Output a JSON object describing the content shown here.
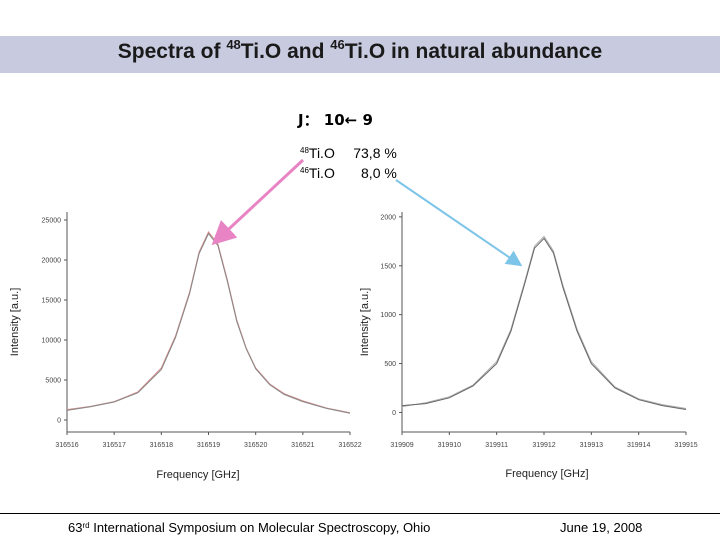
{
  "slide": {
    "title_pre": "Spectra of ",
    "iso48_mass": "48",
    "iso48_sym": "Ti.O",
    "title_mid": " and ",
    "iso46_mass": "46",
    "iso46_sym": "Ti.O",
    "title_post": " in natural abundance",
    "transition": "J： 10← 9",
    "abundance": [
      {
        "mass": "48",
        "species": "Ti.O",
        "value": "73,8 %"
      },
      {
        "mass": "46",
        "species": "Ti.O",
        "value": "8,0 %"
      }
    ],
    "footer_ordinal": "63",
    "footer_suffix": "rd",
    "footer_rest": " International Symposium on Molecular Spectroscopy, Ohio",
    "footer_date": "June 19, 2008",
    "arrow_colors": {
      "left": "#e884c4",
      "right": "#7cc4e8"
    }
  },
  "chart_data": [
    {
      "type": "line",
      "xlabel": "Frequency [GHz]",
      "ylabel": "Intensity [a.u.]",
      "xlim": [
        316516,
        316522
      ],
      "ylim": [
        -1500,
        26000
      ],
      "xticks": [
        "316516",
        "316517",
        "316518",
        "316519",
        "316520",
        "316521",
        "316522"
      ],
      "yticks": [
        "0",
        "5000",
        "10000",
        "15000",
        "20000",
        "25000"
      ],
      "series": [
        {
          "color": "#d48a8a",
          "x": [
            316516.0,
            316516.5,
            316517.0,
            316517.5,
            316518.0,
            316518.3,
            316518.6,
            316518.8,
            316519.0,
            316519.2,
            316519.4,
            316519.6,
            316519.8,
            316520.0,
            316520.3,
            316520.6,
            316521.0,
            316521.5,
            316522.0
          ],
          "y": [
            1300,
            1700,
            2300,
            3500,
            6500,
            10500,
            16000,
            21000,
            23500,
            22000,
            17500,
            12500,
            9000,
            6500,
            4500,
            3300,
            2400,
            1500,
            900
          ]
        },
        {
          "color": "#888888",
          "x": [
            316516.0,
            316516.5,
            316517.0,
            316517.5,
            316518.0,
            316518.3,
            316518.6,
            316518.8,
            316519.0,
            316519.2,
            316519.4,
            316519.6,
            316519.8,
            316520.0,
            316520.3,
            316520.6,
            316521.0,
            316521.5,
            316522.0
          ],
          "y": [
            1200,
            1650,
            2250,
            3400,
            6300,
            10300,
            15800,
            20800,
            23300,
            21800,
            17300,
            12300,
            8900,
            6400,
            4400,
            3200,
            2300,
            1450,
            850
          ]
        }
      ]
    },
    {
      "type": "line",
      "xlabel": "Frequency [GHz]",
      "ylabel": "Intensity [a.u.]",
      "xlim": [
        319909,
        319915
      ],
      "ylim": [
        -200,
        2050
      ],
      "xticks": [
        "319909",
        "319910",
        "319911",
        "319912",
        "319913",
        "319914",
        "319915"
      ],
      "yticks": [
        "0",
        "500",
        "1000",
        "1500",
        "2000"
      ],
      "series": [
        {
          "color": "#aaaaaa",
          "x": [
            319909.0,
            319909.5,
            319910.0,
            319910.5,
            319911.0,
            319911.3,
            319911.6,
            319911.8,
            319912.0,
            319912.2,
            319912.4,
            319912.7,
            319913.0,
            319913.5,
            319914.0,
            319914.5,
            319915.0
          ],
          "y": [
            60,
            100,
            160,
            280,
            520,
            850,
            1350,
            1700,
            1800,
            1650,
            1300,
            850,
            520,
            260,
            140,
            80,
            40
          ]
        },
        {
          "color": "#666666",
          "x": [
            319909.0,
            319909.5,
            319910.0,
            319910.5,
            319911.0,
            319911.3,
            319911.6,
            319911.8,
            319912.0,
            319912.2,
            319912.4,
            319912.7,
            319913.0,
            319913.5,
            319914.0,
            319914.5,
            319915.0
          ],
          "y": [
            70,
            90,
            150,
            270,
            500,
            830,
            1330,
            1680,
            1780,
            1630,
            1280,
            830,
            500,
            250,
            130,
            70,
            30
          ]
        }
      ]
    }
  ]
}
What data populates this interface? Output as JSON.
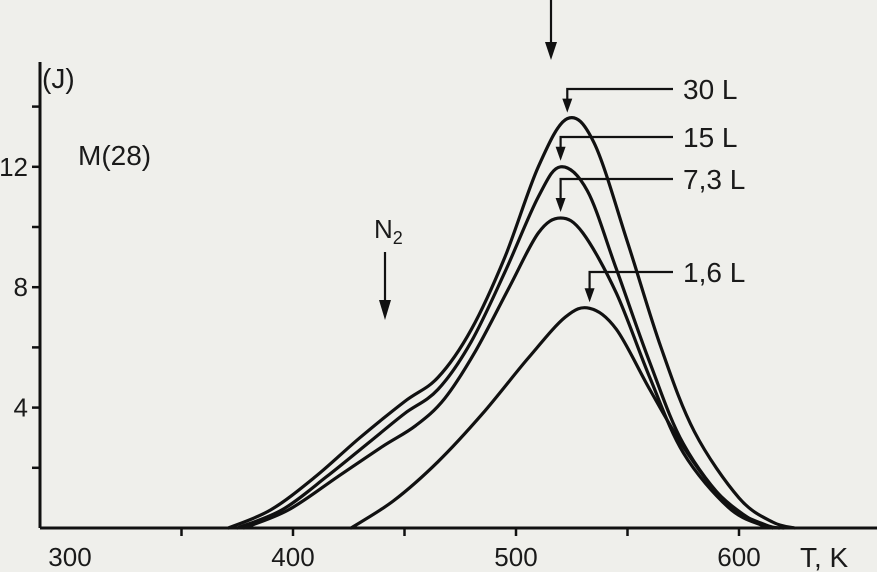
{
  "chart_data": {
    "type": "line",
    "title": "",
    "xlabel": "T, K",
    "ylabel": "(J)",
    "signal_label": "M(28)",
    "xlim": [
      300,
      630
    ],
    "ylim": [
      0,
      15
    ],
    "x_ticks": [
      300,
      400,
      500,
      600
    ],
    "x_tick_labels": [
      "300",
      "400",
      "500",
      "600"
    ],
    "y_ticks": [
      4,
      8,
      12
    ],
    "y_tick_labels": [
      "4",
      "8",
      "12"
    ],
    "grid": false,
    "series": [
      {
        "name": "30 L",
        "peak_x": 523,
        "points": [
          [
            371,
            0
          ],
          [
            390,
            0.6
          ],
          [
            410,
            1.7
          ],
          [
            430,
            3.0
          ],
          [
            450,
            4.2
          ],
          [
            465,
            5.0
          ],
          [
            480,
            6.6
          ],
          [
            495,
            9.0
          ],
          [
            510,
            12.0
          ],
          [
            523,
            13.6
          ],
          [
            535,
            12.8
          ],
          [
            550,
            9.5
          ],
          [
            565,
            6.0
          ],
          [
            580,
            3.2
          ],
          [
            600,
            1.0
          ],
          [
            615,
            0.2
          ],
          [
            625,
            0
          ]
        ]
      },
      {
        "name": "15 L",
        "peak_x": 520,
        "points": [
          [
            375,
            0
          ],
          [
            395,
            0.6
          ],
          [
            415,
            1.7
          ],
          [
            435,
            2.9
          ],
          [
            450,
            3.8
          ],
          [
            465,
            4.6
          ],
          [
            480,
            6.2
          ],
          [
            495,
            8.5
          ],
          [
            510,
            11.0
          ],
          [
            520,
            12.0
          ],
          [
            532,
            11.2
          ],
          [
            545,
            8.6
          ],
          [
            560,
            5.5
          ],
          [
            575,
            2.8
          ],
          [
            595,
            0.8
          ],
          [
            612,
            0.1
          ],
          [
            620,
            0
          ]
        ]
      },
      {
        "name": "7,3 L",
        "peak_x": 520,
        "points": [
          [
            378,
            0
          ],
          [
            398,
            0.6
          ],
          [
            420,
            1.7
          ],
          [
            440,
            2.7
          ],
          [
            455,
            3.4
          ],
          [
            468,
            4.3
          ],
          [
            482,
            5.9
          ],
          [
            497,
            8.0
          ],
          [
            510,
            9.8
          ],
          [
            520,
            10.3
          ],
          [
            530,
            9.8
          ],
          [
            545,
            7.8
          ],
          [
            560,
            5.0
          ],
          [
            575,
            2.5
          ],
          [
            595,
            0.7
          ],
          [
            610,
            0.1
          ],
          [
            618,
            0
          ]
        ]
      },
      {
        "name": "1,6 L",
        "peak_x": 533,
        "points": [
          [
            426,
            0
          ],
          [
            445,
            0.9
          ],
          [
            465,
            2.2
          ],
          [
            485,
            3.8
          ],
          [
            505,
            5.6
          ],
          [
            522,
            7.0
          ],
          [
            533,
            7.3
          ],
          [
            545,
            6.6
          ],
          [
            560,
            4.6
          ],
          [
            575,
            2.7
          ],
          [
            590,
            1.2
          ],
          [
            605,
            0.3
          ],
          [
            615,
            0
          ]
        ]
      }
    ],
    "annotations": [
      {
        "label": "N",
        "subscript": "2",
        "x": 443
      },
      {
        "label": "",
        "x": 521,
        "note": "top peak arrow"
      }
    ]
  }
}
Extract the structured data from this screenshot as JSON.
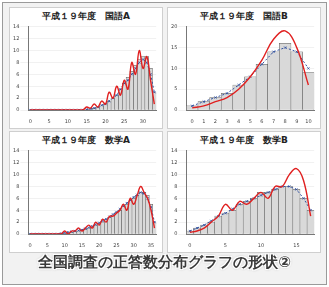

....

» **TASK DESCRIPTION**: Reproduce the listing word for word and omit its pictures.

» **FINAL RESULT**:
Output a JSON object describing the content shown here.
{
  "slide": {
    "title_pre": "Spectra of ",
    "iso48_mass": "48",
    "iso48_sym": "Ti.O",
    "title_mid": " and ",
    "iso46_mass": "46",
    "iso46_sym": "Ti.O",
    "title_post": " in natural abundance",
    "transition": "J： 10← 9",
    "abundance": [
      {
        "mass": "48",
        "species": "Ti.O",
        "value": "73,8 %"
      },
      {
        "mass": "46",
        "species": "Ti.O",
        "value": "8,0 %"
      }
    ],
    "footer_ordinal": "63",
    "footer_suffix": "rd",
    "footer_rest": " International Symposium on Molecular Spectroscopy, Ohio",
    "footer_date": "June 19, 2008",
    "arrow_colors": {
      "left": "#e884c4",
      "right": "#7cc4e8"
    }
  },
  "chart_data": [
    {
      "type": "line",
      "xlabel": "Frequency [GHz]",
      "ylabel": "Intensity [a.u.]",
      "xlim": [
        316516,
        316522
      ],
      "ylim": [
        -1500,
        26000
      ],
      "xticks": [
        "316516",
        "316517",
        "316518",
        "316519",
        "316520",
        "316521",
        "316522"
      ],
      "yticks": [
        "0",
        "5000",
        "10000",
        "15000",
        "20000",
        "25000"
      ],
      "series": [
        {
          "color": "#d48a8a",
          "x": [
            316516.0,
            316516.5,
            316517.0,
            316517.5,
            316518.0,
            316518.3,
            316518.6,
            316518.8,
            316519.0,
            316519.2,
            316519.4,
            316519.6,
            316519.8,
            316520.0,
            316520.3,
            316520.6,
            316521.0,
            316521.5,
            316522.0
          ],
          "y": [
            1300,
            1700,
            2300,
            3500,
            6500,
            10500,
            16000,
            21000,
            23500,
            22000,
            17500,
            12500,
            9000,
            6500,
            4500,
            3300,
            2400,
            1500,
            900
          ]
        },
        {
          "color": "#888888",
          "x": [
            316516.0,
            316516.5,
            316517.0,
            316517.5,
            316518.0,
            316518.3,
            316518.6,
            316518.8,
            316519.0,
            316519.2,
            316519.4,
            316519.6,
            316519.8,
            316520.0,
            316520.3,
            316520.6,
            316521.0,
            316521.5,
            316522.0
          ],
          "y": [
            1200,
            1650,
            2250,
            3400,
            6300,
            10300,
            15800,
            20800,
            23300,
            21800,
            17300,
            12300,
            8900,
            6400,
            4400,
            3200,
            2300,
            1450,
            850
          ]
        }
      ]
    },
    {
      "type": "line",
      "xlabel": "Frequency [GHz]",
      "ylabel": "Intensity [a.u.]",
      "xlim": [
        319909,
        319915
      ],
      "ylim": [
        -200,
        2050
      ],
      "xticks": [
        "319909",
        "319910",
        "319911",
        "319912",
        "319913",
        "319914",
        "319915"
      ],
      "yticks": [
        "0",
        "500",
        "1000",
        "1500",
        "2000"
      ],
      "series": [
        {
          "color": "#aaaaaa",
          "x": [
            319909.0,
            319909.5,
            319910.0,
            319910.5,
            319911.0,
            319911.3,
            319911.6,
            319911.8,
            319912.0,
            319912.2,
            319912.4,
            319912.7,
            319913.0,
            319913.5,
            319914.0,
            319914.5,
            319915.0
          ],
          "y": [
            60,
            100,
            160,
            280,
            520,
            850,
            1350,
            1700,
            1800,
            1650,
            1300,
            850,
            520,
            260,
            140,
            80,
            40
          ]
        },
        {
          "color": "#666666",
          "x": [
            319909.0,
            319909.5,
            319910.0,
            319910.5,
            319911.0,
            319911.3,
            319911.6,
            319911.8,
            319912.0,
            319912.2,
            319912.4,
            319912.7,
            319913.0,
            319913.5,
            319914.0,
            319914.5,
            319915.0
          ],
          "y": [
            70,
            90,
            150,
            270,
            500,
            830,
            1330,
            1680,
            1780,
            1630,
            1280,
            830,
            500,
            250,
            130,
            70,
            30
          ]
        }
      ]
    }
  ]
}
What data populates this interface? Output as JSON.
{
  "chart_data": {
    "type": "line",
    "title": "",
    "xlabel": "T, K",
    "ylabel": "(J)",
    "signal_label": "M(28)",
    "xlim": [
      300,
      630
    ],
    "ylim": [
      0,
      15
    ],
    "x_ticks": [
      300,
      400,
      500,
      600
    ],
    "x_tick_labels": [
      "300",
      "400",
      "500",
      "600"
    ],
    "y_ticks": [
      4,
      8,
      12
    ],
    "y_tick_labels": [
      "4",
      "8",
      "12"
    ],
    "grid": false,
    "series": [
      {
        "name": "30 L",
        "peak_x": 523,
        "points": [
          [
            371,
            0
          ],
          [
            390,
            0.6
          ],
          [
            410,
            1.7
          ],
          [
            430,
            3.0
          ],
          [
            450,
            4.2
          ],
          [
            465,
            5.0
          ],
          [
            480,
            6.6
          ],
          [
            495,
            9.0
          ],
          [
            510,
            12.0
          ],
          [
            523,
            13.6
          ],
          [
            535,
            12.8
          ],
          [
            550,
            9.5
          ],
          [
            565,
            6.0
          ],
          [
            580,
            3.2
          ],
          [
            600,
            1.0
          ],
          [
            615,
            0.2
          ],
          [
            625,
            0
          ]
        ]
      },
      {
        "name": "15 L",
        "peak_x": 520,
        "points": [
          [
            375,
            0
          ],
          [
            395,
            0.6
          ],
          [
            415,
            1.7
          ],
          [
            435,
            2.9
          ],
          [
            450,
            3.8
          ],
          [
            465,
            4.6
          ],
          [
            480,
            6.2
          ],
          [
            495,
            8.5
          ],
          [
            510,
            11.0
          ],
          [
            520,
            12.0
          ],
          [
            532,
            11.2
          ],
          [
            545,
            8.6
          ],
          [
            560,
            5.5
          ],
          [
            575,
            2.8
          ],
          [
            595,
            0.8
          ],
          [
            612,
            0.1
          ],
          [
            620,
            0
          ]
        ]
      },
      {
        "name": "7,3 L",
        "peak_x": 520,
        "points": [
          [
            378,
            0
          ],
          [
            398,
            0.6
          ],
          [
            420,
            1.7
          ],
          [
            440,
            2.7
          ],
          [
            455,
            3.4
          ],
          [
            468,
            4.3
          ],
          [
            482,
            5.9
          ],
          [
            497,
            8.0
          ],
          [
            510,
            9.8
          ],
          [
            520,
            10.3
          ],
          [
            530,
            9.8
          ],
          [
            545,
            7.8
          ],
          [
            560,
            5.0
          ],
          [
            575,
            2.5
          ],
          [
            595,
            0.7
          ],
          [
            610,
            0.1
          ],
          [
            618,
            0
          ]
        ]
      },
      {
        "name": "1,6 L",
        "peak_x": 533,
        "points": [
          [
            426,
            0
          ],
          [
            445,
            0.9
          ],
          [
            465,
            2.2
          ],
          [
            485,
            3.8
          ],
          [
            505,
            5.6
          ],
          [
            522,
            7.0
          ],
          [
            533,
            7.3
          ],
          [
            545,
            6.6
          ],
          [
            560,
            4.6
          ],
          [
            575,
            2.7
          ],
          [
            590,
            1.2
          ],
          [
            605,
            0.3
          ],
          [
            615,
            0
          ]
        ]
      }
    ],
    "annotations": [
      {
        "label": "N",
        "subscript": "2",
        "x": 443
      },
      {
        "label": "",
        "x": 521,
        "note": "top peak arrow"
      }
    ]
  }
}
Extract the structured data from this screenshot as JSON.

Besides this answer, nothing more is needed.